Record list:
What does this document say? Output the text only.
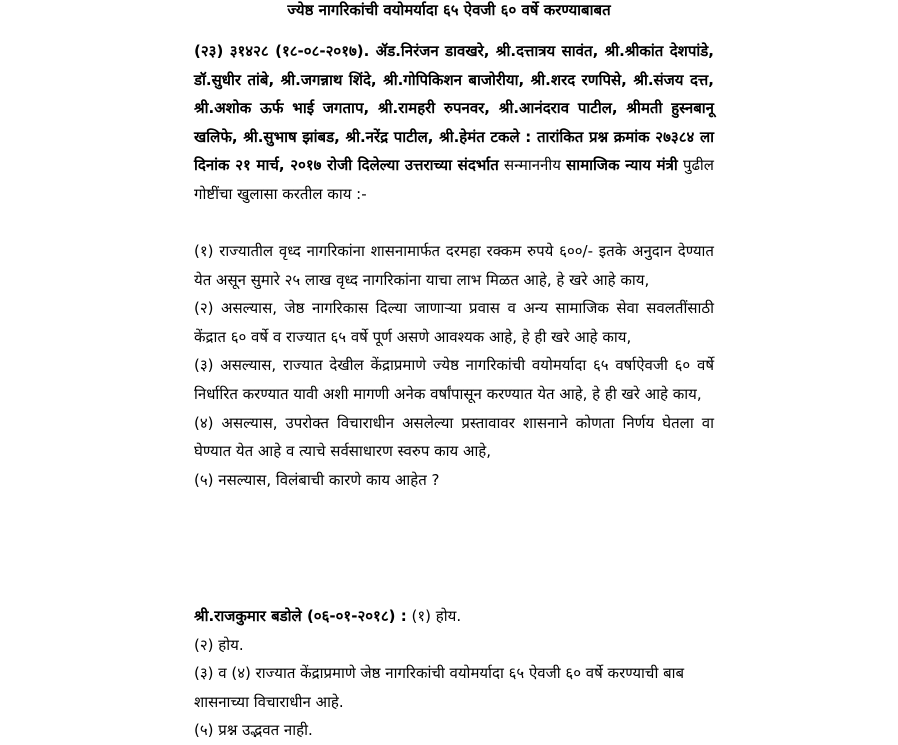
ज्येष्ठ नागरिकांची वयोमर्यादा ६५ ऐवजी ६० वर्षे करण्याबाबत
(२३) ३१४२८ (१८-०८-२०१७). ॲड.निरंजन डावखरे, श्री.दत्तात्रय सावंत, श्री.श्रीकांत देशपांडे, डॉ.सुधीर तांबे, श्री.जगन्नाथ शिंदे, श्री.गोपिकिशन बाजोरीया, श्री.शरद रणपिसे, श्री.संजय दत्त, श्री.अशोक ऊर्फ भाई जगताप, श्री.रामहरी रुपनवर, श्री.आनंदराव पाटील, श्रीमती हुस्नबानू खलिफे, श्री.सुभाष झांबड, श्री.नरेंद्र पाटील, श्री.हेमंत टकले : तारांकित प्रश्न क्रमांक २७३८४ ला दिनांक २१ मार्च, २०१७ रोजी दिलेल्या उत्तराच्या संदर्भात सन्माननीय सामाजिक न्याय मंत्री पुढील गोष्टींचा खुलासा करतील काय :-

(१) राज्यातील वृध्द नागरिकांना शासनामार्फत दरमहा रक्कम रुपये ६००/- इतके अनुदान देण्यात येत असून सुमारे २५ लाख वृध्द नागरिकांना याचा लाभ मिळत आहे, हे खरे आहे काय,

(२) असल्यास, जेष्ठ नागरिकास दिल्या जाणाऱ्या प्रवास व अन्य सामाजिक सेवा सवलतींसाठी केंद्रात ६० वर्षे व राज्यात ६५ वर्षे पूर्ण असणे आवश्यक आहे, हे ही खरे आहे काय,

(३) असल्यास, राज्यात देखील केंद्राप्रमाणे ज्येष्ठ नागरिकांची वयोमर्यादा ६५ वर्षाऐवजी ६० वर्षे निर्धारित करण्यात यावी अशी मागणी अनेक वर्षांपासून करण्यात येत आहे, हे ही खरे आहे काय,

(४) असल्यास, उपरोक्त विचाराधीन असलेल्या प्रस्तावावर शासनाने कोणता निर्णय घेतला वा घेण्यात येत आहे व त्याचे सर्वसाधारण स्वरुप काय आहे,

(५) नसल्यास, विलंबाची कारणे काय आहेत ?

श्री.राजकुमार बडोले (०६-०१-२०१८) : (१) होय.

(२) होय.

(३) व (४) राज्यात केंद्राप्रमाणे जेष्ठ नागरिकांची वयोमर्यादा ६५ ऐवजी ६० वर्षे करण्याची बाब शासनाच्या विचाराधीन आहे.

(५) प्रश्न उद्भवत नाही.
==
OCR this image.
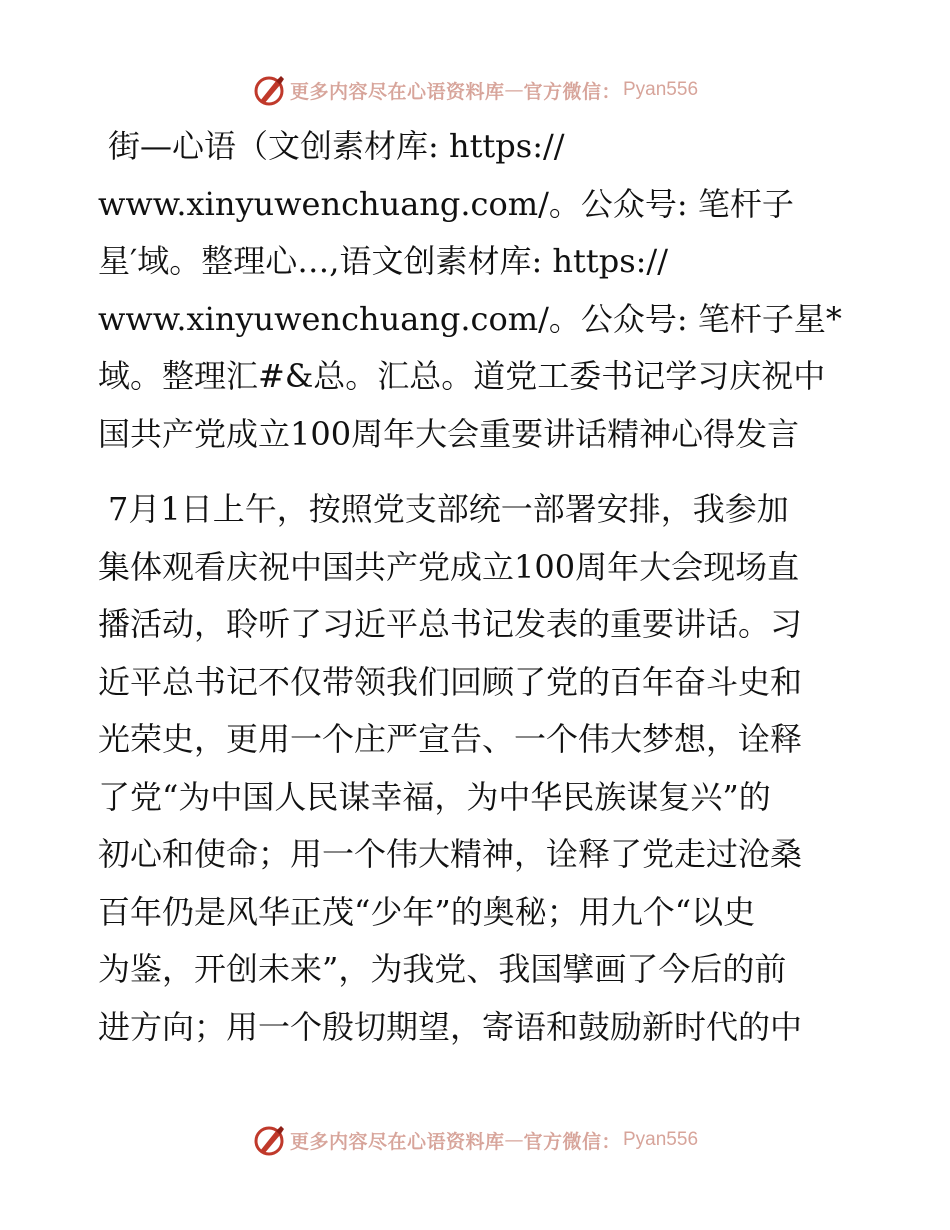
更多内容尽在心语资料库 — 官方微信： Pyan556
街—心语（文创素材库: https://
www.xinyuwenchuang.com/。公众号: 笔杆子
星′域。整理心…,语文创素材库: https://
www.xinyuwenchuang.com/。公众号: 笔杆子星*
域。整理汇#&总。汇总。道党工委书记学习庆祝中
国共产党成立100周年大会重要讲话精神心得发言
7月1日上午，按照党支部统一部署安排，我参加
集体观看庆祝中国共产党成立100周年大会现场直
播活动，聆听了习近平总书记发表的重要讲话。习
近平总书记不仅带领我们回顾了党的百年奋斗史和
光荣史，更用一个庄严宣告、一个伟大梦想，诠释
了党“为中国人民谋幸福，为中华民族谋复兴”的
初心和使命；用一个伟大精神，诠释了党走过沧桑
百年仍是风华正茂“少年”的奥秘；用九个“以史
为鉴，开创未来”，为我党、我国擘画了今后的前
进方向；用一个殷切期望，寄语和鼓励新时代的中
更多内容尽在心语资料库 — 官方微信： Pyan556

Set problem:
Search the data for the word "this" and copy each line where it appears.

Correct result:
What does this document say? Output the text only.
OCR this image.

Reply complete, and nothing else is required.